Data entries
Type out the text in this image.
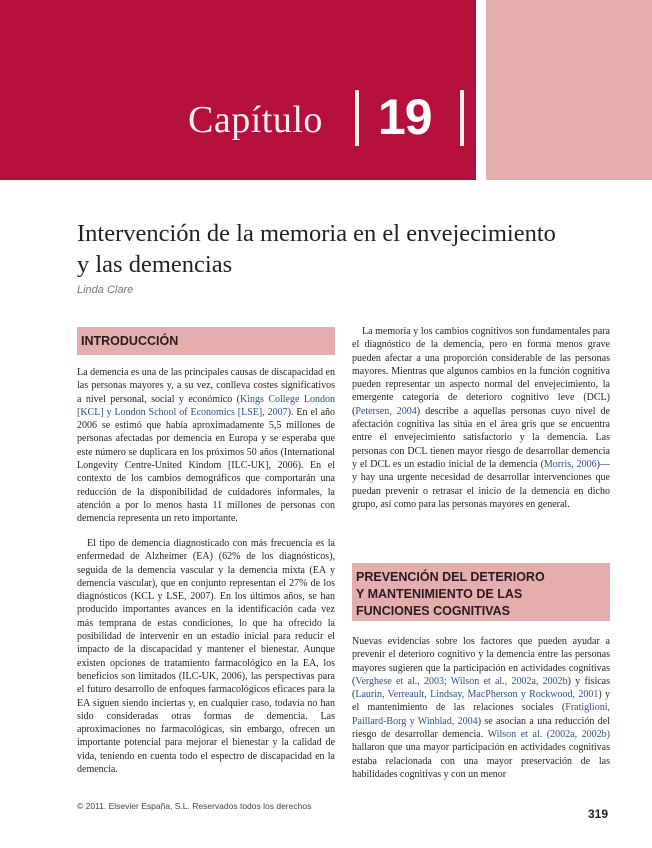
Capítulo 19
Intervención de la memoria en el envejecimiento
y las demencias
Linda Clare
INTRODUCCIÓN

La demencia es una de las principales causas de discapacidad en las personas mayores y, a su vez, conlleva costes significativos a nivel personal, social y económico (Kings College London [KCL] y London School of Economics [LSE], 2007). En el año 2006 se estimó que había aproximadamente 5,5 millones de personas afectadas por demencia en Europa y se esperaba que este número se duplicara en los próximos 50 años (International Longevity Centre-United Kindom [ILC-UK], 2006). En el contexto de los cambios demográficos que comportarán una reducción de la disponibilidad de cuidadores informales, la atención a por lo menos hasta 11 millones de personas con demencia representa un reto importante.

El tipo de demencia diagnosticado con más frecuencia es la enfermedad de Alzheimer (EA) (62% de los diagnósticos), seguida de la demencia vascular y la demencia mixta (EA y demencia vascular), que en conjunto representan el 27% de los diagnósticos (KCL y LSE, 2007). En los últimos años, se han producido importantes avances en la identificación cada vez más temprana de estas condiciones, lo que ha ofrecido la posibilidad de intervenir en un estadio inicial para reducir el impacto de la discapacidad y mantener el bienestar. Aunque existen opciones de tratamiento farmacológico en la EA, los beneficios son limitados (ILC-UK, 2006), las perspectivas para el futuro desarrollo de enfoques farmacológicos eficaces para la EA siguen siendo inciertas y, en cualquier caso, todavía no han sido consideradas otras formas de demencia. Las aproximaciones no farmacológicas, sin embargo, ofrecen un importante potencial para mejorar el bienestar y la calidad de vida, teniendo en cuenta todo el espectro de discapacidad en la demencia.

La memoria y los cambios cognitivos son fundamentales para el diagnóstico de la demencia, pero en forma menos grave pueden afectar a una proporción considerable de las personas mayores. Mientras que algunos cambios en la función cognitiva pueden representar un aspecto normal del envejecimiento, la emergente categoría de deterioro cognitivo leve (DCL) (Petersen, 2004) describe a aquellas personas cuyo nivel de afectación cognitiva las sitúa en el área gris que se encuentra entre el envejecimiento satisfactorio y la demencia. Las personas con DCL tienen mayor riesgo de desarrollar demencia y el DCL es un estadio inicial de la demencia (Morris, 2006)— y hay una urgente necesidad de desarrollar intervenciones que puedan prevenir o retrasar el inicio de la demencia en dicho grupo, así como para las personas mayores en general.

PREVENCIÓN DEL DETERIORO
Y MANTENIMIENTO DE LAS
FUNCIONES COGNITIVAS

Nuevas evidencias sobre los factores que pueden ayudar a prevenir el deterioro cognitivo y la demencia entre las personas mayores sugieren que la participación en actividades cognitivas (Verghese et al., 2003; Wilson et al., 2002a, 2002b) y físicas (Laurin, Verreault, Lindsay, MacPherson y Rockwood, 2001) y el mantenimiento de las relaciones sociales (Fratiglioni, Paillard-Borg y Winblad, 2004) se asocian a una reducción del riesgo de desarrollar demencia. Wilson et al. (2002a, 2002b) hallaron que una mayor participación en actividades cognitivas estaba relacionada con una mayor preservación de las habilidades cognitivas y con un menor

© 2011. Elsevier España, S.L. Reservados todos los derechos
319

• **REQUIREMENT**
Skip the pictures, then retype every line above exactly.

• **OUTPUT FOR THIS EXERCISE**
Type out the text in this image.
Capítulo 19
Intervención de la memoria en el envejecimiento
y las demencias
Linda Clare
INTRODUCCIÓN

La demencia es una de las principales causas de discapacidad en las personas mayores y, a su vez, conlleva costes significativos a nivel personal, social y económico (Kings College London [KCL] y London School of Economics [LSE], 2007). En el año 2006 se estimó que había aproximadamente 5,5 millones de personas afectadas por demencia en Europa y se esperaba que este número se duplicara en los próximos 50 años (International Longevity Centre-United Kindom [ILC-UK], 2006). En el contexto de los cambios demográficos que comportarán una reducción de la disponibilidad de cuidadores informales, la atención a por lo menos hasta 11 millones de personas con demencia representa un reto importante.

El tipo de demencia diagnosticado con más frecuencia es la enfermedad de Alzheimer (EA) (62% de los diagnósticos), seguida de la demencia vascular y la demencia mixta (EA y demencia vascular), que en conjunto representan el 27% de los diagnósticos (KCL y LSE, 2007). En los últimos años, se han producido importantes avances en la identificación cada vez más temprana de estas condiciones, lo que ha ofrecido la posibilidad de intervenir en un estadio inicial para reducir el impacto de la discapacidad y mantener el bienestar. Aunque existen opciones de tratamiento farmacológico en la EA, los beneficios son limitados (ILC-UK, 2006), las perspectivas para el futuro desarrollo de enfoques farmacológicos eficaces para la EA siguen siendo inciertas y, en cualquier caso, todavía no han sido consideradas otras formas de demencia. Las aproximaciones no farmacológicas, sin embargo, ofrecen un importante potencial para mejorar el bienestar y la calidad de vida, teniendo en cuenta todo el espectro de discapacidad en la demencia.

La memoria y los cambios cognitivos son fundamentales para el diagnóstico de la demencia, pero en forma menos grave pueden afectar a una proporción considerable de las personas mayores. Mientras que algunos cambios en la función cognitiva pueden representar un aspecto normal del envejecimiento, la emergente categoría de deterioro cognitivo leve (DCL) (Petersen, 2004) describe a aquellas personas cuyo nivel de afectación cognitiva las sitúa en el área gris que se encuentra entre el envejecimiento satisfactorio y la demencia. Las personas con DCL tienen mayor riesgo de desarrollar demencia y el DCL es un estadio inicial de la demencia (Morris, 2006)— y hay una urgente necesidad de desarrollar intervenciones que puedan prevenir o retrasar el inicio de la demencia en dicho grupo, así como para las personas mayores en general.

PREVENCIÓN DEL DETERIORO
Y MANTENIMIENTO DE LAS
FUNCIONES COGNITIVAS

Nuevas evidencias sobre los factores que pueden ayudar a prevenir el deterioro cognitivo y la demencia entre las personas mayores sugieren que la participación en actividades cognitivas (Verghese et al., 2003; Wilson et al., 2002a, 2002b) y físicas (Laurin, Verreault, Lindsay, MacPherson y Rockwood, 2001) y el mantenimiento de las relaciones sociales (Fratiglioni, Paillard-Borg y Winblad, 2004) se asocian a una reducción del riesgo de desarrollar demencia. Wilson et al. (2002a, 2002b) hallaron que una mayor participación en actividades cognitivas estaba relacionada con una mayor preservación de las habilidades cognitivas y con un menor

© 2011. Elsevier España, S.L. Reservados todos los derechos
319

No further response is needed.